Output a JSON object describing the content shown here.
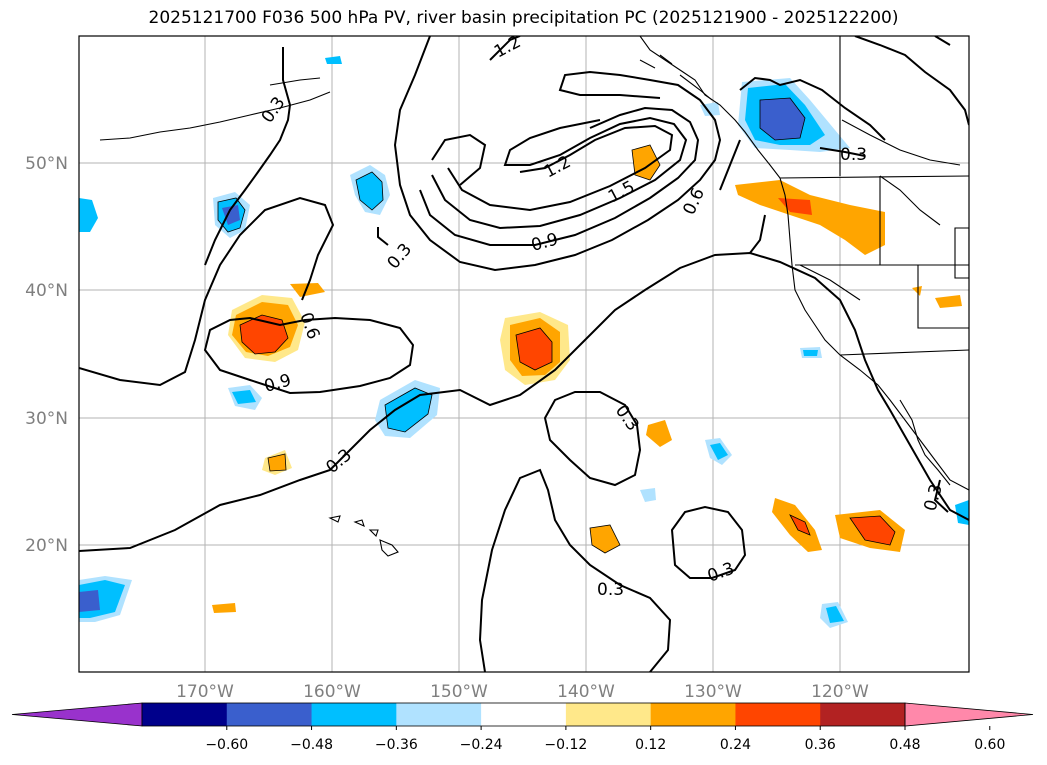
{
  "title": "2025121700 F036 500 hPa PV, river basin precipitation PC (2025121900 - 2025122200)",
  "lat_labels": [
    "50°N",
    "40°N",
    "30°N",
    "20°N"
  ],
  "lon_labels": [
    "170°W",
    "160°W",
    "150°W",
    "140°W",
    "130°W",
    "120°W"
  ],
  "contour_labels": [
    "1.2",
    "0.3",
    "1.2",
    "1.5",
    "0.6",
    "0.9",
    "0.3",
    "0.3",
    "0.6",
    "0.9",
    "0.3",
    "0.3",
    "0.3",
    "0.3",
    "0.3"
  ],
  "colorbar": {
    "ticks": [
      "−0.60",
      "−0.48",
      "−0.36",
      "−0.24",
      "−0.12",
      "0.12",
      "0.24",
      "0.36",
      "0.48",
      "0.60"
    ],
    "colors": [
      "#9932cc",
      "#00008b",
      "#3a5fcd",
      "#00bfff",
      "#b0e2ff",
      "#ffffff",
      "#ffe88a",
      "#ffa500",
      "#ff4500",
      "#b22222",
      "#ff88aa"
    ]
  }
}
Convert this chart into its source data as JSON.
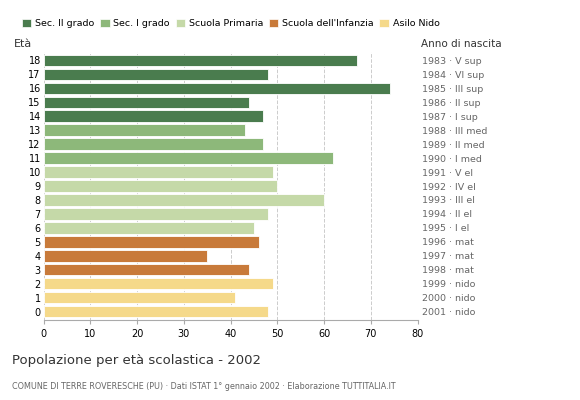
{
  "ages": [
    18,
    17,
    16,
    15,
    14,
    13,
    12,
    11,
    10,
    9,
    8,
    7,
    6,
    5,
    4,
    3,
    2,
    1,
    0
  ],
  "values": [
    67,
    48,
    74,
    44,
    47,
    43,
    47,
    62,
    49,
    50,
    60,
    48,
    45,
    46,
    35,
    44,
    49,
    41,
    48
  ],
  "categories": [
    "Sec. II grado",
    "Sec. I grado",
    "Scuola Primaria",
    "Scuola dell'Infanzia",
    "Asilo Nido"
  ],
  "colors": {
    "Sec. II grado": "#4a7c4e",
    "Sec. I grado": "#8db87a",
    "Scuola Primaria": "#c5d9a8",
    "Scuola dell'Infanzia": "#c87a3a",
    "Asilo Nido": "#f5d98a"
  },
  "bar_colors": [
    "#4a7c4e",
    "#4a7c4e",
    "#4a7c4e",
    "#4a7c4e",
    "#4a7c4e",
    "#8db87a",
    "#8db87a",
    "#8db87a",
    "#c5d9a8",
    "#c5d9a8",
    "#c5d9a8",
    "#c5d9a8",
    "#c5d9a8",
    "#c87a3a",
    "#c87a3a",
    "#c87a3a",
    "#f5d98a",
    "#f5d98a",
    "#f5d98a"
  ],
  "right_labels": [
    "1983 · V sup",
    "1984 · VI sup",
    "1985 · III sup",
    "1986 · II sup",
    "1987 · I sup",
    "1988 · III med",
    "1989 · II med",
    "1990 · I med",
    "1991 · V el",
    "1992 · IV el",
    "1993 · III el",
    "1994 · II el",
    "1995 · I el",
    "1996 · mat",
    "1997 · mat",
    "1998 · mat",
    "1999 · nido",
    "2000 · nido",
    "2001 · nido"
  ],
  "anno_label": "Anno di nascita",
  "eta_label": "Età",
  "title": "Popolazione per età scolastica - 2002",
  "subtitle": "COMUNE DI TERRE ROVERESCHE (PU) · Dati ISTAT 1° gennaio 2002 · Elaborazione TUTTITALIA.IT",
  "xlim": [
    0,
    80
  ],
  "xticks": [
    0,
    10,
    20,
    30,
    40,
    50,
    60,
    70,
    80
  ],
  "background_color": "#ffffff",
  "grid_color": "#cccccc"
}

···

WHAT NEEDS TO BE DONE: Show the lines of the records that include the string "grado".

SOLUTION TO THE PROBLEM:
    "Sec. II grado",
    "Sec. I grado",
    "Sec. II grado": "#4a7c4e",
    "Sec. I grado": "#8db87a",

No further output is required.